[Objective]
Look through the records below, and copy out every line that holds the string "farming".

————

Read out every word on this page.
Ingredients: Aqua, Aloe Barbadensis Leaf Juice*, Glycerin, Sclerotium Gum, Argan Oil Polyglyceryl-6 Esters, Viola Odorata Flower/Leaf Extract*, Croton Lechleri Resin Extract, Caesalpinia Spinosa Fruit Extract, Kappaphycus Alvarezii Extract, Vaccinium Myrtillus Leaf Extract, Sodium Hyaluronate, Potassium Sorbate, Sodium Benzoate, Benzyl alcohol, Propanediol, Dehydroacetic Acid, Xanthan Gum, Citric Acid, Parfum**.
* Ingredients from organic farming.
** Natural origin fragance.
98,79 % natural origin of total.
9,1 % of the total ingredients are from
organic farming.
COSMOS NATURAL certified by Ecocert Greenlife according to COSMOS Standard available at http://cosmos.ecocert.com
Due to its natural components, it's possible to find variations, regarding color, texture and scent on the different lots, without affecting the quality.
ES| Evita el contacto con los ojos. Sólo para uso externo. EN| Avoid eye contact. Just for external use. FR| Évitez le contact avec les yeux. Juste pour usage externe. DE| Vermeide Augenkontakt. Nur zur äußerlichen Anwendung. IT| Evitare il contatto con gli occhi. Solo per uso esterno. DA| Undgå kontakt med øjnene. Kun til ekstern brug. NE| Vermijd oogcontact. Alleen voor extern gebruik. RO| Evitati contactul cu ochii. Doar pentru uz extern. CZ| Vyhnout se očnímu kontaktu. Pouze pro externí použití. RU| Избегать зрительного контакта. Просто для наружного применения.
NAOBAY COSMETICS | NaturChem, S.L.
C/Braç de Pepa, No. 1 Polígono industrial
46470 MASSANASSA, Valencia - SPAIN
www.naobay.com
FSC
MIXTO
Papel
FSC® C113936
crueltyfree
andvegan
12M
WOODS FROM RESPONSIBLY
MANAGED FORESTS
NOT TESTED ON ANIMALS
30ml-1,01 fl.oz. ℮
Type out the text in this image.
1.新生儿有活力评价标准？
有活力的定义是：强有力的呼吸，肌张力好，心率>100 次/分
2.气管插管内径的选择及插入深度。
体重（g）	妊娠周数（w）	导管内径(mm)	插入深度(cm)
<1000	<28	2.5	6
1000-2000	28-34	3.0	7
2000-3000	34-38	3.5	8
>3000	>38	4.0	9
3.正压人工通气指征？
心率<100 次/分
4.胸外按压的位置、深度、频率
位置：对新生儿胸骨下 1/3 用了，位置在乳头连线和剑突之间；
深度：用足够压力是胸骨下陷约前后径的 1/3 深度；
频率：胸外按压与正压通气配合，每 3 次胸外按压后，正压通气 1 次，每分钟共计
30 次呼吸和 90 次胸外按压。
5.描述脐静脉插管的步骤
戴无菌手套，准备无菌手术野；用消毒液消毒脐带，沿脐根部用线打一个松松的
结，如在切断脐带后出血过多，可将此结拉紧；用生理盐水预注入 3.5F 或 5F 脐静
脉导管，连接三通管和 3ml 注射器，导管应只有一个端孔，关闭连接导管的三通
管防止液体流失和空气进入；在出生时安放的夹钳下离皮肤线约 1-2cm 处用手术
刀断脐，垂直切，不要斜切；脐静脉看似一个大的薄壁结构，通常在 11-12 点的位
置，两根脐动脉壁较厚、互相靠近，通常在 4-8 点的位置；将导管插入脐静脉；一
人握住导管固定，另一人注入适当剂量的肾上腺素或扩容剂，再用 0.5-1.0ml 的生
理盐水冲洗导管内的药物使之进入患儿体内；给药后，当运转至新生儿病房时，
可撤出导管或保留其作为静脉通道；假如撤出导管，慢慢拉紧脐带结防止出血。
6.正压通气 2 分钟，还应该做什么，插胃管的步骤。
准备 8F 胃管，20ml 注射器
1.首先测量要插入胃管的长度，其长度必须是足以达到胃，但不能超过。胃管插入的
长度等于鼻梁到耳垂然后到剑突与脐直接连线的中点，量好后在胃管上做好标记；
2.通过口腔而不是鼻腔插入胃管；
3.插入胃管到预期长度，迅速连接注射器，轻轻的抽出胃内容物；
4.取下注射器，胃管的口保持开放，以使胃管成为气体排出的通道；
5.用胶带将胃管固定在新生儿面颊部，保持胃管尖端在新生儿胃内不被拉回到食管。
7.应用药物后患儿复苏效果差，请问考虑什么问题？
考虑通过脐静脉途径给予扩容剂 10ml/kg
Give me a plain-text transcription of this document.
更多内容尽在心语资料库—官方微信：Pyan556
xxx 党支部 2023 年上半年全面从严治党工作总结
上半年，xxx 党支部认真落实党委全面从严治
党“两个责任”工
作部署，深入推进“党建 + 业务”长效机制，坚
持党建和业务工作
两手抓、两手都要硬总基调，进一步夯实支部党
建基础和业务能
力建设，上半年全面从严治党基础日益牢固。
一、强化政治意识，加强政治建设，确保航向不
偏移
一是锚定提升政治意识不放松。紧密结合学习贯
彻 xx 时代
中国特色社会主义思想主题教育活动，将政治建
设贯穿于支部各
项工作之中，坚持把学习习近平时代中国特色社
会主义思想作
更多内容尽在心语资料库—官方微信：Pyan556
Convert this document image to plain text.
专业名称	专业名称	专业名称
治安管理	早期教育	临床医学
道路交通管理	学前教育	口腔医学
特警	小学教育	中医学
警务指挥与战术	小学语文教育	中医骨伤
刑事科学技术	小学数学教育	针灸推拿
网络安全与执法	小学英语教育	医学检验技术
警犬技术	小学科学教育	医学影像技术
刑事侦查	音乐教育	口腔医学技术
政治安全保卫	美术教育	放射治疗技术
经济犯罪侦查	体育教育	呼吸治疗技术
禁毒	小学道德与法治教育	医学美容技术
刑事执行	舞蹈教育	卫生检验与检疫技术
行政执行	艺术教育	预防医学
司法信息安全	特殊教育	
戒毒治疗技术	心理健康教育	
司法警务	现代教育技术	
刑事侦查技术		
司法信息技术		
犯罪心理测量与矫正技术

————

[Solution to the exercise]
* Ingredients from organic farming.
organic farming.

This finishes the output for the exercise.